#### WHAT YOU NEED TO DO
Below are records. Copy every line with "plants" in it.

#### DATASET EXCERPTS
[start]
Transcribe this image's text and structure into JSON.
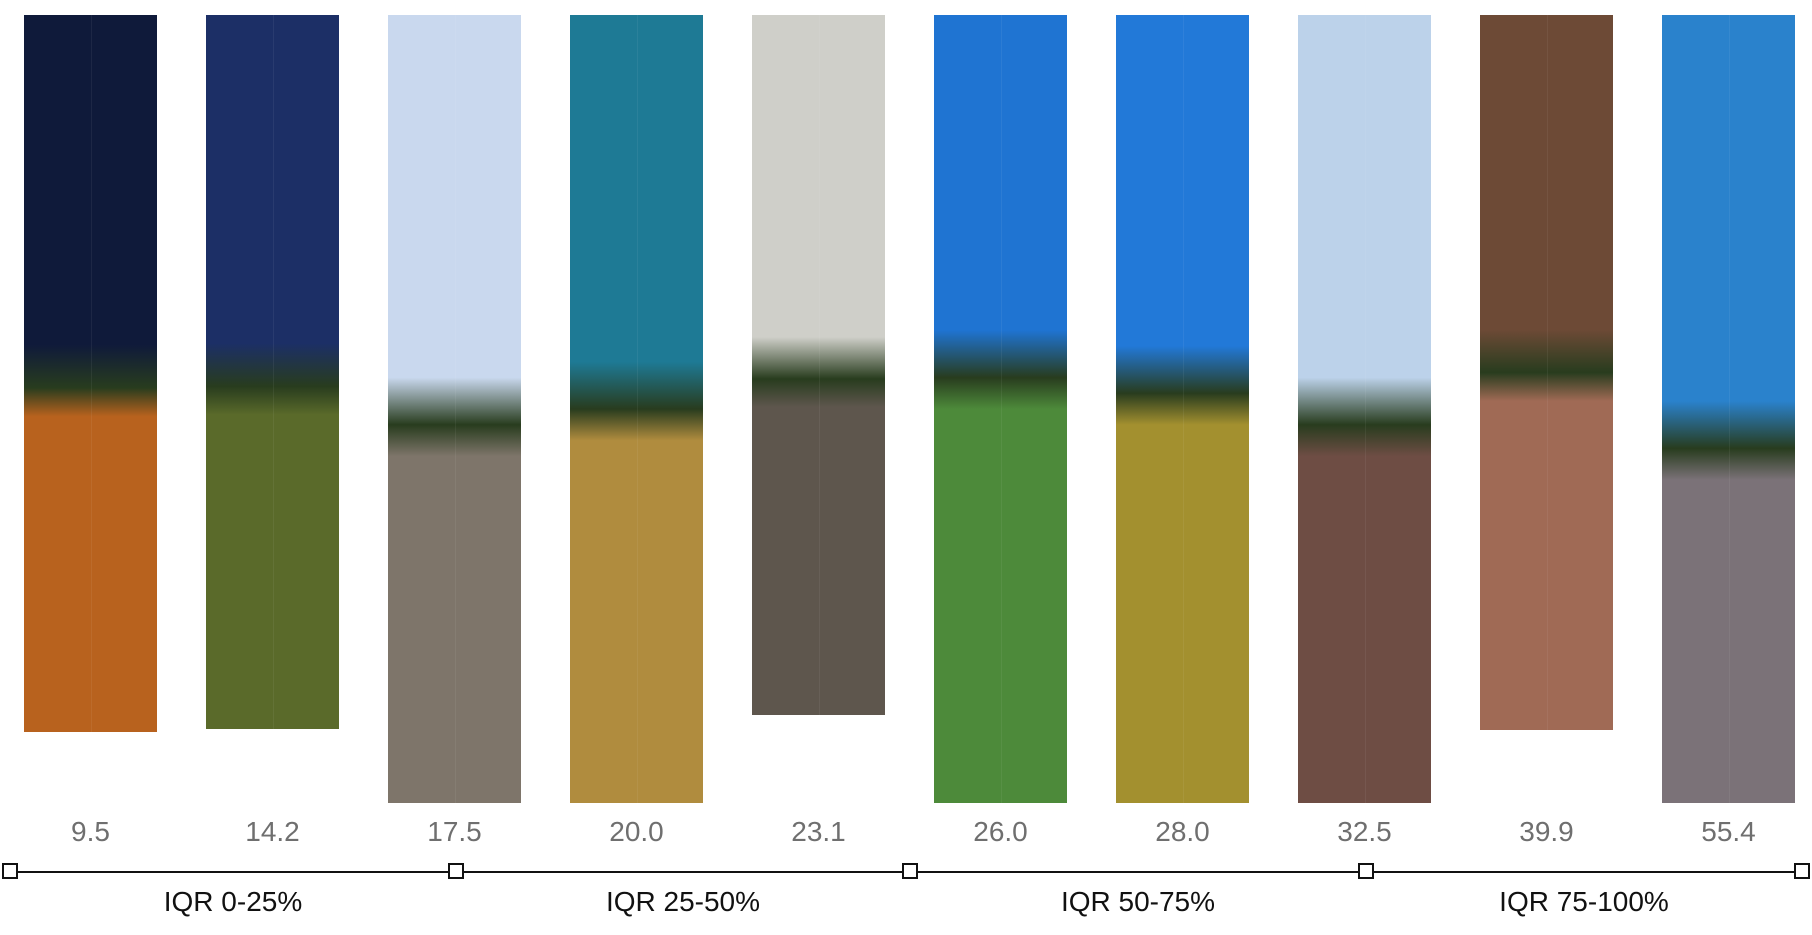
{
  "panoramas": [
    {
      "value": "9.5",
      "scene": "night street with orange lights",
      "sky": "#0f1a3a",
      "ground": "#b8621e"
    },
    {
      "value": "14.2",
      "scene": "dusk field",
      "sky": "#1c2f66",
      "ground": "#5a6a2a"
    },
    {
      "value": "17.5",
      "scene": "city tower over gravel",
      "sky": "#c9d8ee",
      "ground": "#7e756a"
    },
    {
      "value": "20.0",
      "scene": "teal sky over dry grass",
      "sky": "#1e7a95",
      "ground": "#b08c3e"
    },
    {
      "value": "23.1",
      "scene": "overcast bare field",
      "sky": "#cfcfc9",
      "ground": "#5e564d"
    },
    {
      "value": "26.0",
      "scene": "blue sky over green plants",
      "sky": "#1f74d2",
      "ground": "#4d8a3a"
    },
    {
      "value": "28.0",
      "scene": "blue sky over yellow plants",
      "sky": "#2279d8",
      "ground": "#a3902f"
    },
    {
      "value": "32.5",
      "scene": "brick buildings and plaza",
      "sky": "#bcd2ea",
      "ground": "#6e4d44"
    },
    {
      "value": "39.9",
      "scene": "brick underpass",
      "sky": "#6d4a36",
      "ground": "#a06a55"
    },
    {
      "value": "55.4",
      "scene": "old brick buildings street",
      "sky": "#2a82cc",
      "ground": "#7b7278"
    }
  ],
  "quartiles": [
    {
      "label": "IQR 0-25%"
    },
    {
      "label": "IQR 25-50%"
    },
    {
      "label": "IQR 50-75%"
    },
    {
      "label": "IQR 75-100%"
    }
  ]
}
[end]
[start]
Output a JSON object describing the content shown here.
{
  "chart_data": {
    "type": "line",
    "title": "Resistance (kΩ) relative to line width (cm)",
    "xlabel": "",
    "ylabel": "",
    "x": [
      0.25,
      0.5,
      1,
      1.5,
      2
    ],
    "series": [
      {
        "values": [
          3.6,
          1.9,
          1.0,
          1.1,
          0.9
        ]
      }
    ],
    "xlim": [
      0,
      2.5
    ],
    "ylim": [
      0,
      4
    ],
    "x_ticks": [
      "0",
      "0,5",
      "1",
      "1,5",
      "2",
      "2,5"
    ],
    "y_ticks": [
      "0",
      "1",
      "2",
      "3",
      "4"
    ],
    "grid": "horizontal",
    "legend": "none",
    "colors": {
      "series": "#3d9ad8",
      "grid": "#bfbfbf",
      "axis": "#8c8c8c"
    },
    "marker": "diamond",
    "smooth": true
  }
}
[end]
#### WRITTEN ANSWER
      "scene": "blue sky over green plants",
      "scene": "blue sky over yellow plants",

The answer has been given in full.